Output every line below exactly.

#### Source data

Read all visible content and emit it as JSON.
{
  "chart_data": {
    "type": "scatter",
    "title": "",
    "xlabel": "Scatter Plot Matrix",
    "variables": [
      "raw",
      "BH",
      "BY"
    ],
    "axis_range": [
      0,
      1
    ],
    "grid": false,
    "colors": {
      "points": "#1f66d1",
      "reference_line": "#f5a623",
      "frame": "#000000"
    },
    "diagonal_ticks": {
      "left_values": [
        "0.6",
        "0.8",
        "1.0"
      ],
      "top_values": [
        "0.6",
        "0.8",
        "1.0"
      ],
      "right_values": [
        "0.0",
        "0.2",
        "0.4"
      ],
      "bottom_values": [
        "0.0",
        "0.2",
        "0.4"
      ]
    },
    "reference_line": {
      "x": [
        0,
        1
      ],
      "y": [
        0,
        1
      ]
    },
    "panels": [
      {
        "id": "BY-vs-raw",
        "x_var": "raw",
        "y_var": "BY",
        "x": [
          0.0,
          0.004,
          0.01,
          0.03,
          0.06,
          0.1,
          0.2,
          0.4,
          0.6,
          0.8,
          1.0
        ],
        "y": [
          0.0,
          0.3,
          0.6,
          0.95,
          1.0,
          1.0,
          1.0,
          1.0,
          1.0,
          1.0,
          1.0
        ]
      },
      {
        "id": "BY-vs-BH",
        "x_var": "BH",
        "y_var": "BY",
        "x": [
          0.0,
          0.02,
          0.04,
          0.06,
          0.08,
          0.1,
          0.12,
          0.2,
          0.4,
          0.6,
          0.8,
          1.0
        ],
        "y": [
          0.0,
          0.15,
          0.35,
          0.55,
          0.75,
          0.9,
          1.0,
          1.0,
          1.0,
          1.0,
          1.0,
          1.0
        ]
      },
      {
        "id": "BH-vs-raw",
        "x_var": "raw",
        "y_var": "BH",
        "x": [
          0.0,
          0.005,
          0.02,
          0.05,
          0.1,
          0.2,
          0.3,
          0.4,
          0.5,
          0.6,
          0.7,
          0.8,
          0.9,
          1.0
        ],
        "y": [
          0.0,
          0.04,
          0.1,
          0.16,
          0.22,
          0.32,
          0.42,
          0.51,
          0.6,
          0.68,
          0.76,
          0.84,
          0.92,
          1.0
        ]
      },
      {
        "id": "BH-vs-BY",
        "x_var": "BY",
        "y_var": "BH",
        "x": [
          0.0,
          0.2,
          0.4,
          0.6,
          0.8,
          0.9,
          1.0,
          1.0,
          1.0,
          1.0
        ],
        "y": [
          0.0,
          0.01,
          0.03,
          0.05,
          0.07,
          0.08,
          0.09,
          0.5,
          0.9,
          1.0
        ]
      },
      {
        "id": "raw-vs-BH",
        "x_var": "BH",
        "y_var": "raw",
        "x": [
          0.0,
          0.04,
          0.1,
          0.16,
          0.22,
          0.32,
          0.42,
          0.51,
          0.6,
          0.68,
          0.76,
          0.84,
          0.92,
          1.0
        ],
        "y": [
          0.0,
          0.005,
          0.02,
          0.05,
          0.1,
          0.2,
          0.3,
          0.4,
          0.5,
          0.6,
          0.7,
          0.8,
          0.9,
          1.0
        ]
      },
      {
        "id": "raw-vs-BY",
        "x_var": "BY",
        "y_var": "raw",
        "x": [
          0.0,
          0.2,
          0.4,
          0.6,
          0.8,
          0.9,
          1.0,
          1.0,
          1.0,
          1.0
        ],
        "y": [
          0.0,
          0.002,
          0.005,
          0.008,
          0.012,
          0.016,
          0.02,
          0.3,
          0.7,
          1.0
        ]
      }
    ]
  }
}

########

• Answer in full:
Read all visible content and emit it as JSON.
{
  "chart_data": {
    "type": "scatter",
    "title": "",
    "xlabel": "Scatter Plot Matrix",
    "variables": [
      "raw",
      "BH",
      "BY"
    ],
    "axis_range": [
      0,
      1
    ],
    "grid": false,
    "colors": {
      "points": "#1f66d1",
      "reference_line": "#f5a623",
      "frame": "#000000"
    },
    "diagonal_ticks": {
      "left_values": [
        "0.6",
        "0.8",
        "1.0"
      ],
      "top_values": [
        "0.6",
        "0.8",
        "1.0"
      ],
      "right_values": [
        "0.0",
        "0.2",
        "0.4"
      ],
      "bottom_values": [
        "0.0",
        "0.2",
        "0.4"
      ]
    },
    "reference_line": {
      "x": [
        0,
        1
      ],
      "y": [
        0,
        1
      ]
    },
    "panels": [
      {
        "id": "BY-vs-raw",
        "x_var": "raw",
        "y_var": "BY",
        "x": [
          0.0,
          0.004,
          0.01,
          0.03,
          0.06,
          0.1,
          0.2,
          0.4,
          0.6,
          0.8,
          1.0
        ],
        "y": [
          0.0,
          0.3,
          0.6,
          0.95,
          1.0,
          1.0,
          1.0,
          1.0,
          1.0,
          1.0,
          1.0
        ]
      },
      {
        "id": "BY-vs-BH",
        "x_var": "BH",
        "y_var": "BY",
        "x": [
          0.0,
          0.02,
          0.04,
          0.06,
          0.08,
          0.1,
          0.12,
          0.2,
          0.4,
          0.6,
          0.8,
          1.0
        ],
        "y": [
          0.0,
          0.15,
          0.35,
          0.55,
          0.75,
          0.9,
          1.0,
          1.0,
          1.0,
          1.0,
          1.0,
          1.0
        ]
      },
      {
        "id": "BH-vs-raw",
        "x_var": "raw",
        "y_var": "BH",
        "x": [
          0.0,
          0.005,
          0.02,
          0.05,
          0.1,
          0.2,
          0.3,
          0.4,
          0.5,
          0.6,
          0.7,
          0.8,
          0.9,
          1.0
        ],
        "y": [
          0.0,
          0.04,
          0.1,
          0.16,
          0.22,
          0.32,
          0.42,
          0.51,
          0.6,
          0.68,
          0.76,
          0.84,
          0.92,
          1.0
        ]
      },
      {
        "id": "BH-vs-BY",
        "x_var": "BY",
        "y_var": "BH",
        "x": [
          0.0,
          0.2,
          0.4,
          0.6,
          0.8,
          0.9,
          1.0,
          1.0,
          1.0,
          1.0
        ],
        "y": [
          0.0,
          0.01,
          0.03,
          0.05,
          0.07,
          0.08,
          0.09,
          0.5,
          0.9,
          1.0
        ]
      },
      {
        "id": "raw-vs-BH",
        "x_var": "BH",
        "y_var": "raw",
        "x": [
          0.0,
          0.04,
          0.1,
          0.16,
          0.22,
          0.32,
          0.42,
          0.51,
          0.6,
          0.68,
          0.76,
          0.84,
          0.92,
          1.0
        ],
        "y": [
          0.0,
          0.005,
          0.02,
          0.05,
          0.1,
          0.2,
          0.3,
          0.4,
          0.5,
          0.6,
          0.7,
          0.8,
          0.9,
          1.0
        ]
      },
      {
        "id": "raw-vs-BY",
        "x_var": "BY",
        "y_var": "raw",
        "x": [
          0.0,
          0.2,
          0.4,
          0.6,
          0.8,
          0.9,
          1.0,
          1.0,
          1.0,
          1.0
        ],
        "y": [
          0.0,
          0.002,
          0.005,
          0.008,
          0.012,
          0.016,
          0.02,
          0.3,
          0.7,
          1.0
        ]
      }
    ]
  }
}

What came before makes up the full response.